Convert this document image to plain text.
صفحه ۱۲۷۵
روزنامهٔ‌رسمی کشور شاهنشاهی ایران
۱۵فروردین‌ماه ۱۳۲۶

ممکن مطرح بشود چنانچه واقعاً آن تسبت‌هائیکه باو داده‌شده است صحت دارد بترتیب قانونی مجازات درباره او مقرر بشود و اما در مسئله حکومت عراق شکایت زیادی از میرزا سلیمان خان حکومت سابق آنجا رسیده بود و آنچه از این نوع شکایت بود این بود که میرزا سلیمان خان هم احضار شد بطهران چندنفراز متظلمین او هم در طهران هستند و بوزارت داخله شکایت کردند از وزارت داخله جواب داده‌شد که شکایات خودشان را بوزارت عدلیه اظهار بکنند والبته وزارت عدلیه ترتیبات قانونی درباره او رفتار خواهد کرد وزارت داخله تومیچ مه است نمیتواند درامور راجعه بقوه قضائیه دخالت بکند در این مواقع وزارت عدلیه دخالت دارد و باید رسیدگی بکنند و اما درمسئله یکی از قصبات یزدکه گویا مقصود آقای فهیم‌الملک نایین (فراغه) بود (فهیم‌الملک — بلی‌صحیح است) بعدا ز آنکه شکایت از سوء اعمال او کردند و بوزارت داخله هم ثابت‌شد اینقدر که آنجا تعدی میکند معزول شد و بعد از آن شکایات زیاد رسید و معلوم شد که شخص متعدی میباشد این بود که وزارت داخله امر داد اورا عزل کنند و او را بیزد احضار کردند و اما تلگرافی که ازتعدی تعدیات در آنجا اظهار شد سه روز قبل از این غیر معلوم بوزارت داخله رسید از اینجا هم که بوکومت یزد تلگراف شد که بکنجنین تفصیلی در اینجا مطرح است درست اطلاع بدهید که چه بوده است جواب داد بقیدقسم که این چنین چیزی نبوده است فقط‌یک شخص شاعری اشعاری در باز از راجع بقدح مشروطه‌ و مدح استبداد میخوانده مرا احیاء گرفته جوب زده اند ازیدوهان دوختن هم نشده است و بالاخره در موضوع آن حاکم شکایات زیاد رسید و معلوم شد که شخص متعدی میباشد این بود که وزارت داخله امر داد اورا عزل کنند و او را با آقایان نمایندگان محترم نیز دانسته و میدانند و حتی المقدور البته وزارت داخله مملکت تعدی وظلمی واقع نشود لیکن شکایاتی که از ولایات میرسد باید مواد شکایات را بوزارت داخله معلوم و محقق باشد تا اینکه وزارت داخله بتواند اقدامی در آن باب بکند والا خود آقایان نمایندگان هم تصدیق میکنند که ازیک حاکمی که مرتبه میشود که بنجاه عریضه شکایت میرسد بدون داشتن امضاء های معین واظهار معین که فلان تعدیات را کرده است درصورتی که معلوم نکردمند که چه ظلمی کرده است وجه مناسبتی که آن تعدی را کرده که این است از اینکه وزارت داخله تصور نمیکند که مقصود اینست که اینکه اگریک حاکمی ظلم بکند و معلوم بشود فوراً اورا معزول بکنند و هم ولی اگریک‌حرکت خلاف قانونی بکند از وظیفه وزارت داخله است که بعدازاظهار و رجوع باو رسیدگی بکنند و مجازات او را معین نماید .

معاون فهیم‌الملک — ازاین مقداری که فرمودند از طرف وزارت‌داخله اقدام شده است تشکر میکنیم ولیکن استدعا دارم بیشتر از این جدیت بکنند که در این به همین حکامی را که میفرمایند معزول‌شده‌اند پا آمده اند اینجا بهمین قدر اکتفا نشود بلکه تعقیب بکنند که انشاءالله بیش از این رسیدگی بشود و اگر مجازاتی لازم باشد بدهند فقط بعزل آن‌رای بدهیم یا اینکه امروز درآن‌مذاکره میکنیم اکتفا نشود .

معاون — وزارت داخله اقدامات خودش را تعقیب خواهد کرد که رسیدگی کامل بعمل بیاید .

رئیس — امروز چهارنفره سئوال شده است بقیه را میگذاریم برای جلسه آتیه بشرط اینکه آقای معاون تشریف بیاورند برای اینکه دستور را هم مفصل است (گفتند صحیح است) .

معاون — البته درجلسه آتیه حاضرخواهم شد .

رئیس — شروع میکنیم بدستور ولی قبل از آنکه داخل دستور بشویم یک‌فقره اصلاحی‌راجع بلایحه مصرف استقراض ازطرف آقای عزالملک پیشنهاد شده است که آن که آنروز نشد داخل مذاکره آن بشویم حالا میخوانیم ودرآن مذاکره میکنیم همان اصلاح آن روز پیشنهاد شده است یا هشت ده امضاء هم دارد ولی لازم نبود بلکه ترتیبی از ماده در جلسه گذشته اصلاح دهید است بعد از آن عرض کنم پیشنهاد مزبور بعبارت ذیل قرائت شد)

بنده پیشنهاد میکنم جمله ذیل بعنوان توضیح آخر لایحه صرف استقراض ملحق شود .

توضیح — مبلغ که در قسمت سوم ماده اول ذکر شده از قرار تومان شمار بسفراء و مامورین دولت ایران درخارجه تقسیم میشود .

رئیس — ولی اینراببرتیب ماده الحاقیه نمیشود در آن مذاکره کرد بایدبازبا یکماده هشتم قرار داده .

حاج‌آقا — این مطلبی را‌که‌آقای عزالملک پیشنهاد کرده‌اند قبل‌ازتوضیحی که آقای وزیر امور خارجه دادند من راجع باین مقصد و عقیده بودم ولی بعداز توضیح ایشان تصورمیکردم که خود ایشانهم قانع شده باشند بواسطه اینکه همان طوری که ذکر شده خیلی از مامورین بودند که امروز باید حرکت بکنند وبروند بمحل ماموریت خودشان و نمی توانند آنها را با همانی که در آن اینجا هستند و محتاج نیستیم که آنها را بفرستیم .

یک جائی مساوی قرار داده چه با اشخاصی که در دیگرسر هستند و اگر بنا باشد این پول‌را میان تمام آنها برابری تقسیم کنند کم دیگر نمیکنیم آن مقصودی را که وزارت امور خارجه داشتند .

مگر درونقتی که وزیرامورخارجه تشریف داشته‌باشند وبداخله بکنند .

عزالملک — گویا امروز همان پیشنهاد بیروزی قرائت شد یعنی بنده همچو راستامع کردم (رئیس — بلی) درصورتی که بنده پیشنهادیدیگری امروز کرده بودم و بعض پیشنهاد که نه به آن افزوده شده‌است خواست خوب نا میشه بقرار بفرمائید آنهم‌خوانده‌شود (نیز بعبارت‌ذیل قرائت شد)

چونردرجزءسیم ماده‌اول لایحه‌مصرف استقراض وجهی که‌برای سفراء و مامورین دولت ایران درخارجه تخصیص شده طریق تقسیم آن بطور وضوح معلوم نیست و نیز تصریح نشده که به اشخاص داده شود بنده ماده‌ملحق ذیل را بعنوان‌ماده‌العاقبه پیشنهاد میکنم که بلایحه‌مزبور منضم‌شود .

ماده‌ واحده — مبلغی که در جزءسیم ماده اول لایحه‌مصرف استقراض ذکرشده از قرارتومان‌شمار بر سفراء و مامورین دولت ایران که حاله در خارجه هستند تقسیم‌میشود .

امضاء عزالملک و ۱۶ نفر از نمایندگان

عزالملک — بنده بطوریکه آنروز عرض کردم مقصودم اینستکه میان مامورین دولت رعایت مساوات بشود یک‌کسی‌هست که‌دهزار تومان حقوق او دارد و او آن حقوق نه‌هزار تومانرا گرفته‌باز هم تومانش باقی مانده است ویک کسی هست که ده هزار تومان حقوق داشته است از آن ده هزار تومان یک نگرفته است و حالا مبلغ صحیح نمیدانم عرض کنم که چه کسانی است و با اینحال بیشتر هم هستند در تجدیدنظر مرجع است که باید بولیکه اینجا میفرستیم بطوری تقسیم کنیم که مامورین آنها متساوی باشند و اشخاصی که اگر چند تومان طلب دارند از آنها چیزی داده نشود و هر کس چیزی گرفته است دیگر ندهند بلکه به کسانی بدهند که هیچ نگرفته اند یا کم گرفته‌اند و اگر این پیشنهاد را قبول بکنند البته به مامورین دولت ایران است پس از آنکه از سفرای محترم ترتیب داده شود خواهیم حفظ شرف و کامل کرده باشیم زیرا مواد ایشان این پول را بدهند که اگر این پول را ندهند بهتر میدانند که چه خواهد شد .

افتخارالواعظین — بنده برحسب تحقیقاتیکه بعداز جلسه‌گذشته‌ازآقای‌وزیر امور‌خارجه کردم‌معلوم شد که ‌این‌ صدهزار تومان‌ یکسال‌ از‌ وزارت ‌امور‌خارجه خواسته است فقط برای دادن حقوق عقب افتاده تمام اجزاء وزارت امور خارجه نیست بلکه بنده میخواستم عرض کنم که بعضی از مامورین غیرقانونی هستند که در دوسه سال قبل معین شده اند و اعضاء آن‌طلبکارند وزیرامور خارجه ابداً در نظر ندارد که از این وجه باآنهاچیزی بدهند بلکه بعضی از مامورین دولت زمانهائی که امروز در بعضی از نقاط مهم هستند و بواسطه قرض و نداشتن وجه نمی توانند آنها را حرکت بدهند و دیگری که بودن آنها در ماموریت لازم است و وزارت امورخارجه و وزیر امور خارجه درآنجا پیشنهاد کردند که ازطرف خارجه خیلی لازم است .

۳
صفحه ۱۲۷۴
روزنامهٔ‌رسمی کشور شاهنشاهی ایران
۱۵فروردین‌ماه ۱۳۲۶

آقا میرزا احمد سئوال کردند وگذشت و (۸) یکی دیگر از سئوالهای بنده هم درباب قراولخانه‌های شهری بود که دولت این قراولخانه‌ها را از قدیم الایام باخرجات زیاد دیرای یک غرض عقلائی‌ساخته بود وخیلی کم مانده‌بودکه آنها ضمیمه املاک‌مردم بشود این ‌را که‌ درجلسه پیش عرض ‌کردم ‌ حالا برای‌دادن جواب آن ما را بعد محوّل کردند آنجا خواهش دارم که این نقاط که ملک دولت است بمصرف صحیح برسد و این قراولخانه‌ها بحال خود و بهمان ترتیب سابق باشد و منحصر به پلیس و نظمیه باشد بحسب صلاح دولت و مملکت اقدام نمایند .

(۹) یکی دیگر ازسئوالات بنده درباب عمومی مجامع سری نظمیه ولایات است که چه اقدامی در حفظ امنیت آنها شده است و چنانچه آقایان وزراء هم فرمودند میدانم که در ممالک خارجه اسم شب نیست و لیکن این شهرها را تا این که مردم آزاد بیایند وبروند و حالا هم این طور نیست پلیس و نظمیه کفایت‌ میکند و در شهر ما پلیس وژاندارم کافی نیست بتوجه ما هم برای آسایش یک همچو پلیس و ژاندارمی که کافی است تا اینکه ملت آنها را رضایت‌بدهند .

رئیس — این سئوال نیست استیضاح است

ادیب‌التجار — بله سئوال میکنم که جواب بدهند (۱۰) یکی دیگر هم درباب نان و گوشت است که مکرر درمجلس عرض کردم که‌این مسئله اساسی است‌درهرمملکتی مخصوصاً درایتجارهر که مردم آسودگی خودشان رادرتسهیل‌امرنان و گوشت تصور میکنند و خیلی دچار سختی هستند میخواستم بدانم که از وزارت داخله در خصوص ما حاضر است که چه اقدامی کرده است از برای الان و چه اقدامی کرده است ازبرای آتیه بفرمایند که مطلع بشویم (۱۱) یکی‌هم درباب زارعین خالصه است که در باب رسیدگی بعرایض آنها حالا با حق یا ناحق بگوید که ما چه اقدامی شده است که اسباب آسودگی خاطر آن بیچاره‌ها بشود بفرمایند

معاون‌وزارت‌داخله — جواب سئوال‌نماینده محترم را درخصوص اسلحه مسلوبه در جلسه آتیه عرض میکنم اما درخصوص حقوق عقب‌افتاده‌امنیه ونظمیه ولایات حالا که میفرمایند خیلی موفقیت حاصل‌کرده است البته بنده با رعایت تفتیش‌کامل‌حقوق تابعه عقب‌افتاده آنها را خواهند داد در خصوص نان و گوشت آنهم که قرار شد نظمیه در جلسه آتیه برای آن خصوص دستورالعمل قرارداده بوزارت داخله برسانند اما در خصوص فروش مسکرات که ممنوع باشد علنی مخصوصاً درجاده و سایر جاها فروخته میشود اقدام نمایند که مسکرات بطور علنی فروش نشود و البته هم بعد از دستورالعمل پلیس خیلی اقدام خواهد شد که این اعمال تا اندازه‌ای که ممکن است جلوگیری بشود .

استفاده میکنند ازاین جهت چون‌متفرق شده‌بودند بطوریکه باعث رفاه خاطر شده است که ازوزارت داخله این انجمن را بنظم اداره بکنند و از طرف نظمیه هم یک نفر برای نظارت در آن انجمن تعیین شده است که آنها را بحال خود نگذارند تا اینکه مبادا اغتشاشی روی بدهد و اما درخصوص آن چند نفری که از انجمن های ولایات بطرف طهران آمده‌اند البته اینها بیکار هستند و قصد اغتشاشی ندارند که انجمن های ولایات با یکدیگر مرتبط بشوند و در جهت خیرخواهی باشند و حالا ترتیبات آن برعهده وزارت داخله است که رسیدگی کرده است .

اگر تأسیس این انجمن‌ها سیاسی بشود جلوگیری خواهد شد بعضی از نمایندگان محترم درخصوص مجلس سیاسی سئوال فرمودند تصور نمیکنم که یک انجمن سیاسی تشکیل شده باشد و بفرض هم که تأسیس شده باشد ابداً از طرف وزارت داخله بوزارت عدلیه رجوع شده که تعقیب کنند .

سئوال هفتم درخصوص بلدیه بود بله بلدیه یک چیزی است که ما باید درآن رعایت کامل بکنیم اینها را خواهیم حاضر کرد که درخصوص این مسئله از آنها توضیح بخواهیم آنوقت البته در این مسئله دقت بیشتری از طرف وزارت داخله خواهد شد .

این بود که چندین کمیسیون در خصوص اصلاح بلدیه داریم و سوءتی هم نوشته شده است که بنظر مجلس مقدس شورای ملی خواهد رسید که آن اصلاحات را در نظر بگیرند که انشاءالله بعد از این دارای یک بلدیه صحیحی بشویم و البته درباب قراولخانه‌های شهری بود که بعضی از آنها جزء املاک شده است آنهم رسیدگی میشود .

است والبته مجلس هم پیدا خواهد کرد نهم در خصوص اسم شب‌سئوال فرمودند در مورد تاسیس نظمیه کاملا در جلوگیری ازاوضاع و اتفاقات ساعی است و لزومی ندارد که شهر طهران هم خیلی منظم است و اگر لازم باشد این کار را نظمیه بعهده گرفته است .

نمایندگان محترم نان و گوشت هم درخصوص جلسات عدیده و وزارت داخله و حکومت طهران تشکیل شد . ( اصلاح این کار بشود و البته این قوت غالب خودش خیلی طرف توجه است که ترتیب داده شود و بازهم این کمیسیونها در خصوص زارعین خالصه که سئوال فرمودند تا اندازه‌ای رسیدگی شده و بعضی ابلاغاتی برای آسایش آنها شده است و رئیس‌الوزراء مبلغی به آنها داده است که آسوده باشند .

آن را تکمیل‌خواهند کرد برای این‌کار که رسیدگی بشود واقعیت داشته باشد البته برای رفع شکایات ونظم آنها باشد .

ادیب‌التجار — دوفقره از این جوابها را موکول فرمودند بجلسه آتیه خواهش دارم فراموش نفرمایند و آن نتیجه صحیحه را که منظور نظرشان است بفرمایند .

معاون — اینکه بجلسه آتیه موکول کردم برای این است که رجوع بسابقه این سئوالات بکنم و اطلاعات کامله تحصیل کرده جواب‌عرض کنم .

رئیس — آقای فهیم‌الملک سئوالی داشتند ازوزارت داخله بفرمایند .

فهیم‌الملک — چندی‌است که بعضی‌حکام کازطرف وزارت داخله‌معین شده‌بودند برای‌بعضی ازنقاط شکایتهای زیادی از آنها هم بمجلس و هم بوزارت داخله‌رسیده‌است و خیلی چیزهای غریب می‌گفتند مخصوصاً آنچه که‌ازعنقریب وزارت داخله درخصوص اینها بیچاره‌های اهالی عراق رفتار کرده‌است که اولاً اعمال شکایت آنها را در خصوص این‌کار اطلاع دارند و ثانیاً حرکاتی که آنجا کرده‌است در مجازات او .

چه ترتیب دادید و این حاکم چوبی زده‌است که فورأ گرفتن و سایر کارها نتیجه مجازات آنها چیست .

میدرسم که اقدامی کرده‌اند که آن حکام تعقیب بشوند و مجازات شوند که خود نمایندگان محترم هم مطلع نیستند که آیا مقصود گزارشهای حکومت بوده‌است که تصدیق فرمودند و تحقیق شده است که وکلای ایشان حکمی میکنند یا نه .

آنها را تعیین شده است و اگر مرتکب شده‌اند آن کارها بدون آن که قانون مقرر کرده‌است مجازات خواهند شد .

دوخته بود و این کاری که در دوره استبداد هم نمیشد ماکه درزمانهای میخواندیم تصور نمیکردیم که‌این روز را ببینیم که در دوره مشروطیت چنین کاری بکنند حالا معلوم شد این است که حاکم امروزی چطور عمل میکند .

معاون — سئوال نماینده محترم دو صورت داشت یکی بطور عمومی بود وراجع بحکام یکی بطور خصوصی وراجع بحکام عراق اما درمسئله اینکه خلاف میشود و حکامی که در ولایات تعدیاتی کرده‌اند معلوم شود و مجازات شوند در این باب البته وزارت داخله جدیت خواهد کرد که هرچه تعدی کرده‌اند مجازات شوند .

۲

= = = = = = =

> _TASK GOAL_: Find each line holding "درخارجه". Copy it out.

> _CORRECT ANSWER_:
توضیح — مبلغ که در قسمت سوم ماده اول ذکر شده از قرار تومان شمار بسفراء و مامورین دولت ایران درخارجه تقسیم میشود .
چونردرجزءسیم ماده‌اول لایحه‌مصرف استقراض وجهی که‌برای سفراء و مامورین دولت ایران درخارجه تخصیص شده طریق تقسیم آن بطور وضوح معلوم نیست و نیز تصریح نشده که به اشخاص داده شود بنده ماده‌ملحق ذیل را بعنوان‌ماده‌العاقبه پیشنهاد میکنم که بلایحه‌مزبور منضم‌شود .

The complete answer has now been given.